### Written task
Please report every line from the material that contains the word "screenshot".
##### Records shown #####
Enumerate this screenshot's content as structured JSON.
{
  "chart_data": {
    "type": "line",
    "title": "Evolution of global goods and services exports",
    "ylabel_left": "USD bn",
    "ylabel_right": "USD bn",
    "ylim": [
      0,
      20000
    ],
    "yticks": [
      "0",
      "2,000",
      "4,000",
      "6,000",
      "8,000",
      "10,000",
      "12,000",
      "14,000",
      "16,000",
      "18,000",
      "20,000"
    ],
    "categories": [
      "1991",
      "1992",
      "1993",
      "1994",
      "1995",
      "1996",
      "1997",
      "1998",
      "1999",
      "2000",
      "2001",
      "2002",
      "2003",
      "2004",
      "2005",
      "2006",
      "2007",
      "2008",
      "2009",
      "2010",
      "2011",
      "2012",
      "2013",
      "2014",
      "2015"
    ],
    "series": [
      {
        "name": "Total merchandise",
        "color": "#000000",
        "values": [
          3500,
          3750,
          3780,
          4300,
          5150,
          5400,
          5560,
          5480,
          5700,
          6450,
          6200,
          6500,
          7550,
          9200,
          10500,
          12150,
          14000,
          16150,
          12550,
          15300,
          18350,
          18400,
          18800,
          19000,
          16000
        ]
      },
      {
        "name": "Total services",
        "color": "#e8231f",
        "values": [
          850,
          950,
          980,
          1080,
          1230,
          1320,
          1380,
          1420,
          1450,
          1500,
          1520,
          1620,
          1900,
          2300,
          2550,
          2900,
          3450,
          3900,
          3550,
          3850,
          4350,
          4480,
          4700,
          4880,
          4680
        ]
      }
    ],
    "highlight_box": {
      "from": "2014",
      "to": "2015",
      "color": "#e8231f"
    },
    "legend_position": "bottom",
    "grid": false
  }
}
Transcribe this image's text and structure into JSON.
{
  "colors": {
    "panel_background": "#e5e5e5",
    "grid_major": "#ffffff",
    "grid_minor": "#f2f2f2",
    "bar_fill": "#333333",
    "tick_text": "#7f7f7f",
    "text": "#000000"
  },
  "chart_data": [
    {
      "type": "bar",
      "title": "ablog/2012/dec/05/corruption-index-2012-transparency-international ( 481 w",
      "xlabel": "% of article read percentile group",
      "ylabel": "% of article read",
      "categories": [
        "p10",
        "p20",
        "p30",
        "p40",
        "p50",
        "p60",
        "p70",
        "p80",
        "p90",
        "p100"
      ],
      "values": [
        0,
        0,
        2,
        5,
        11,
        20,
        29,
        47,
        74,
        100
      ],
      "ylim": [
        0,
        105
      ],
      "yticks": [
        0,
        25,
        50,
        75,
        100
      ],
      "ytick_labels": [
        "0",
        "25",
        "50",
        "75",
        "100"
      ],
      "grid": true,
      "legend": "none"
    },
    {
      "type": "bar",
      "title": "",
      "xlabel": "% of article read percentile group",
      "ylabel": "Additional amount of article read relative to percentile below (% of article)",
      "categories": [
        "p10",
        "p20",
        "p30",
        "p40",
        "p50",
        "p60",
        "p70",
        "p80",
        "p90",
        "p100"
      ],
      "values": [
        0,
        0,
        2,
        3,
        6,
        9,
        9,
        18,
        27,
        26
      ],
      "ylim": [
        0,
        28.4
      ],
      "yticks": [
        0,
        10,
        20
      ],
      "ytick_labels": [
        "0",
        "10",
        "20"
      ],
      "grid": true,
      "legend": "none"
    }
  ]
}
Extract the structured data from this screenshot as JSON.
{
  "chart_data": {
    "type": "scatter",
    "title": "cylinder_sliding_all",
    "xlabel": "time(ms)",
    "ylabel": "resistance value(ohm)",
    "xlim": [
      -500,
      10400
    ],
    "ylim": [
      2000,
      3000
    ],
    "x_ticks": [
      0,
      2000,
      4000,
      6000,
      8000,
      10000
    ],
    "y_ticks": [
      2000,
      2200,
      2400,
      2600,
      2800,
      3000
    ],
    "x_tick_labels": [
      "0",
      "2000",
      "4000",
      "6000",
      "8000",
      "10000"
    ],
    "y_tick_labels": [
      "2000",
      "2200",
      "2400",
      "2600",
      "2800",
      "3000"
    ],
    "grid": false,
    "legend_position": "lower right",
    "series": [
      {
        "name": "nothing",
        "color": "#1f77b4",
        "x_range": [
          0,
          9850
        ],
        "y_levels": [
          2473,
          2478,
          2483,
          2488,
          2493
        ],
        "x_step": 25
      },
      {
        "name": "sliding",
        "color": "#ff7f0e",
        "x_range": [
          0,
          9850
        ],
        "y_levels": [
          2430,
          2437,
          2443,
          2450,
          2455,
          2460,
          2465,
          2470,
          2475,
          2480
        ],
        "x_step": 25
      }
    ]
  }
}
#####
### The response
Enumerate this screenshot's content as structured JSON.
Extract the structured data from this screenshot as JSON.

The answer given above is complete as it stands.